| TO DO |
Below are the records; locate each line with the word "masser" and copy it.

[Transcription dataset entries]
'''

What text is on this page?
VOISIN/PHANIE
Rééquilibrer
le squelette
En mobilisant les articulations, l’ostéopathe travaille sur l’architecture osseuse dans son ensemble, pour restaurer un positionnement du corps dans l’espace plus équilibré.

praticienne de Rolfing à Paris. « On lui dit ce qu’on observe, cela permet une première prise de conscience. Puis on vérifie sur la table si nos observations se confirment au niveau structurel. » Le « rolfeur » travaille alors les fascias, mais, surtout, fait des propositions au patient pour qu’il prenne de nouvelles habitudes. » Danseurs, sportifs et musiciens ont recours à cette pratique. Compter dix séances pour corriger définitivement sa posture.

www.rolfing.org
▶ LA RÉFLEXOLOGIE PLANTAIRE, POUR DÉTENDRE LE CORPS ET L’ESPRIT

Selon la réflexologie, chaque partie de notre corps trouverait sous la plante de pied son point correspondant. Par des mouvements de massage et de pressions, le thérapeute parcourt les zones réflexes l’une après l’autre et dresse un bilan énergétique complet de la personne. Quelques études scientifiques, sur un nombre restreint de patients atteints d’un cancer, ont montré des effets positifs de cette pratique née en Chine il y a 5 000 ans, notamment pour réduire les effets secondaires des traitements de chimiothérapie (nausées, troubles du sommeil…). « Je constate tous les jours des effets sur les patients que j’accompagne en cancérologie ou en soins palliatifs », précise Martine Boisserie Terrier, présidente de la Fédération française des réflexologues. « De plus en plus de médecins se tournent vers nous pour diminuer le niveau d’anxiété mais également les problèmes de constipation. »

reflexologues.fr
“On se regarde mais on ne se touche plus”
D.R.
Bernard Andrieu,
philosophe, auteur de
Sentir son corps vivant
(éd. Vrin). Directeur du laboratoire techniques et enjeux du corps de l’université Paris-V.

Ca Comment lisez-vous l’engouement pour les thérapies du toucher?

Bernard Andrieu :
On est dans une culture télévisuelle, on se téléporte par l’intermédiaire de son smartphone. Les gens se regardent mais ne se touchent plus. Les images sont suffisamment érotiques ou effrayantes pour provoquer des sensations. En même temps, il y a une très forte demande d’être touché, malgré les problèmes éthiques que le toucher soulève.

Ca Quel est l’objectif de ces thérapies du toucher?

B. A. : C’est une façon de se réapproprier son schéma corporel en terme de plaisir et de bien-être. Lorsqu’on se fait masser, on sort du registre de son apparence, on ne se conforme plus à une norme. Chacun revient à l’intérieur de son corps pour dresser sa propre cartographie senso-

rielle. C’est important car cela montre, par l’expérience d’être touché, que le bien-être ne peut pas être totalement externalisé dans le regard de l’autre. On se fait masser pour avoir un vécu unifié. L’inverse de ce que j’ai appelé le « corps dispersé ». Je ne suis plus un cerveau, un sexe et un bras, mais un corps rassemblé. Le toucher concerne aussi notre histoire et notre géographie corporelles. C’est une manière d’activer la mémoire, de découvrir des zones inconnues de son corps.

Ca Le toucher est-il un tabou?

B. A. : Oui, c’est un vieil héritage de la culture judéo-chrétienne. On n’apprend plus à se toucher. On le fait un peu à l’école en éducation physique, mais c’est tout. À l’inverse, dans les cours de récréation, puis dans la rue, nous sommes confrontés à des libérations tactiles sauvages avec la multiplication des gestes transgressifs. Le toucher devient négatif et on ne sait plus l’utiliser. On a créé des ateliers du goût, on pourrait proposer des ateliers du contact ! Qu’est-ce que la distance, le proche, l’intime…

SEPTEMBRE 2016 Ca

'''

| YOUR SOLUTION |
B. A. : C’est une façon de se réapproprier son schéma corporel en terme de plaisir et de bien-être. Lorsqu’on se fait masser, on sort du registre de son apparence, on ne se conforme plus à une norme. Chacun revient à l’intérieur de son corps pour dresser sa propre cartographie senso-
rielle. C’est important car cela montre, par l’expérience d’être touché, que le bien-être ne peut pas être totalement externalisé dans le regard de l’autre. On se fait masser pour avoir un vécu unifié. L’inverse de ce que j’ai appelé le « corps dispersé ». Je ne suis plus un cerveau, un sexe et un bras, mais un corps rassemblé. Le toucher concerne aussi notre histoire et notre géographie corporelles. C’est une manière d’activer la mémoire, de découvrir des zones inconnues de son corps.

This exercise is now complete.